(Collected data)

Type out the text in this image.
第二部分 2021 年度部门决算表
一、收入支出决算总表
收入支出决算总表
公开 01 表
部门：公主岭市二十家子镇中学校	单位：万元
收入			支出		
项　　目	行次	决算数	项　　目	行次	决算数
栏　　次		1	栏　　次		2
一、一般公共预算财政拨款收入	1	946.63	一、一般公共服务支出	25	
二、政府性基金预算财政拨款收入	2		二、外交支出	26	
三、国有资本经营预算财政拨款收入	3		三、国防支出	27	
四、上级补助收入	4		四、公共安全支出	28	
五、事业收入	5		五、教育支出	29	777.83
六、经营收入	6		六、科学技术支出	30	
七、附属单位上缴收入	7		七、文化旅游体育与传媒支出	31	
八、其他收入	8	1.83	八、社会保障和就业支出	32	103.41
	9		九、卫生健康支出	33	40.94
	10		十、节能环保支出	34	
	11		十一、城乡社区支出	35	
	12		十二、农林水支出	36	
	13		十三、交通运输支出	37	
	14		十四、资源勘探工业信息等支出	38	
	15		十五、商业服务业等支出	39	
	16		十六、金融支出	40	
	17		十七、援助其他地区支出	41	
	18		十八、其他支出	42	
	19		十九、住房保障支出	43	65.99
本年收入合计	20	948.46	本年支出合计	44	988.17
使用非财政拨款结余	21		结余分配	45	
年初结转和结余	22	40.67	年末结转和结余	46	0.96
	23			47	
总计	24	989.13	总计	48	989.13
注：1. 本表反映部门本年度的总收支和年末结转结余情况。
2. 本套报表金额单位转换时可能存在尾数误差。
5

TO DO – Extract the entries above verbatim.

THE REPLY –
Type out the text in this image.
第二部分 2021 年度部门决算表
一、收入支出决算总表
收入支出决算总表
公开 01 表
部门：公主岭市二十家子镇中学校	单位：万元
收入			支出		
项　　目	行次	决算数	项　　目	行次	决算数
栏　　次		1	栏　　次		2
一、一般公共预算财政拨款收入	1	946.63	一、一般公共服务支出	25	
二、政府性基金预算财政拨款收入	2		二、外交支出	26	
三、国有资本经营预算财政拨款收入	3		三、国防支出	27	
四、上级补助收入	4		四、公共安全支出	28	
五、事业收入	5		五、教育支出	29	777.83
六、经营收入	6		六、科学技术支出	30	
七、附属单位上缴收入	7		七、文化旅游体育与传媒支出	31	
八、其他收入	8	1.83	八、社会保障和就业支出	32	103.41
	9		九、卫生健康支出	33	40.94
	10		十、节能环保支出	34	
	11		十一、城乡社区支出	35	
	12		十二、农林水支出	36	
	13		十三、交通运输支出	37	
	14		十四、资源勘探工业信息等支出	38	
	15		十五、商业服务业等支出	39	
	16		十六、金融支出	40	
	17		十七、援助其他地区支出	41	
	18		十八、其他支出	42	
	19		十九、住房保障支出	43	65.99
本年收入合计	20	948.46	本年支出合计	44	988.17
使用非财政拨款结余	21		结余分配	45	
年初结转和结余	22	40.67	年末结转和结余	46	0.96
	23			47	
总计	24	989.13	总计	48	989.13
注：1. 本表反映部门本年度的总收支和年末结转结余情况。
2. 本套报表金额单位转换时可能存在尾数误差。
5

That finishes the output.